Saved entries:
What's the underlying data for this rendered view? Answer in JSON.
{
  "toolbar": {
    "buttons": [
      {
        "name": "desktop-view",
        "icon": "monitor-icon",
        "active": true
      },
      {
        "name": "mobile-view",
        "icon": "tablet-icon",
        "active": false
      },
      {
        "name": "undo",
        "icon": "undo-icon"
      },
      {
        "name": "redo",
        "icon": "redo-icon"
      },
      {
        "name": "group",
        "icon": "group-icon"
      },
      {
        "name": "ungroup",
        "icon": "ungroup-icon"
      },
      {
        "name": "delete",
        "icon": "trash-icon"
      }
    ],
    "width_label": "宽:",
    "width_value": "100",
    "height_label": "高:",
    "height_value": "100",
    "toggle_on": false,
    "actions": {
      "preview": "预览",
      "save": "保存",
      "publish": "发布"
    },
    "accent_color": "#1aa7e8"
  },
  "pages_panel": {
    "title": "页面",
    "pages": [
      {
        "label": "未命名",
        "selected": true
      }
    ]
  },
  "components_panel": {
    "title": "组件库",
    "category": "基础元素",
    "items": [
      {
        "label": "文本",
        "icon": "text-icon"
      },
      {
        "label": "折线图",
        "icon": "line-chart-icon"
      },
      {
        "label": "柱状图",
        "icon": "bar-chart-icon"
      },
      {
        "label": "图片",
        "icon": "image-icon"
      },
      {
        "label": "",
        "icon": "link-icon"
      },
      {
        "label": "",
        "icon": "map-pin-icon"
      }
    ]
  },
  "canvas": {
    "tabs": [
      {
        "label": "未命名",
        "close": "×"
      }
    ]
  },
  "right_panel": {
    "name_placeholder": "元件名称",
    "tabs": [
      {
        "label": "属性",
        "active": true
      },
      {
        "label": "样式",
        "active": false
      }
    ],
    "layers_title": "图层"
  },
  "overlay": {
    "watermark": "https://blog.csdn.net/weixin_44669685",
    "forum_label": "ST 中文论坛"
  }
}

■ **Exercise**:
Extract the complete data, matching each line exactly.

■ **Response below**:
What's the underlying data for this rendered view? Answer in JSON.
{
  "toolbar": {
    "buttons": [
      {
        "name": "desktop-view",
        "icon": "monitor-icon",
        "active": true
      },
      {
        "name": "mobile-view",
        "icon": "tablet-icon",
        "active": false
      },
      {
        "name": "undo",
        "icon": "undo-icon"
      },
      {
        "name": "redo",
        "icon": "redo-icon"
      },
      {
        "name": "group",
        "icon": "group-icon"
      },
      {
        "name": "ungroup",
        "icon": "ungroup-icon"
      },
      {
        "name": "delete",
        "icon": "trash-icon"
      }
    ],
    "width_label": "宽:",
    "width_value": "100",
    "height_label": "高:",
    "height_value": "100",
    "toggle_on": false,
    "actions": {
      "preview": "预览",
      "save": "保存",
      "publish": "发布"
    },
    "accent_color": "#1aa7e8"
  },
  "pages_panel": {
    "title": "页面",
    "pages": [
      {
        "label": "未命名",
        "selected": true
      }
    ]
  },
  "components_panel": {
    "title": "组件库",
    "category": "基础元素",
    "items": [
      {
        "label": "文本",
        "icon": "text-icon"
      },
      {
        "label": "折线图",
        "icon": "line-chart-icon"
      },
      {
        "label": "柱状图",
        "icon": "bar-chart-icon"
      },
      {
        "label": "图片",
        "icon": "image-icon"
      },
      {
        "label": "",
        "icon": "link-icon"
      },
      {
        "label": "",
        "icon": "map-pin-icon"
      }
    ]
  },
  "canvas": {
    "tabs": [
      {
        "label": "未命名",
        "close": "×"
      }
    ]
  },
  "right_panel": {
    "name_placeholder": "元件名称",
    "tabs": [
      {
        "label": "属性",
        "active": true
      },
      {
        "label": "样式",
        "active": false
      }
    ],
    "layers_title": "图层"
  },
  "overlay": {
    "watermark": "https://blog.csdn.net/weixin_44669685",
    "forum_label": "ST 中文论坛"
  }
}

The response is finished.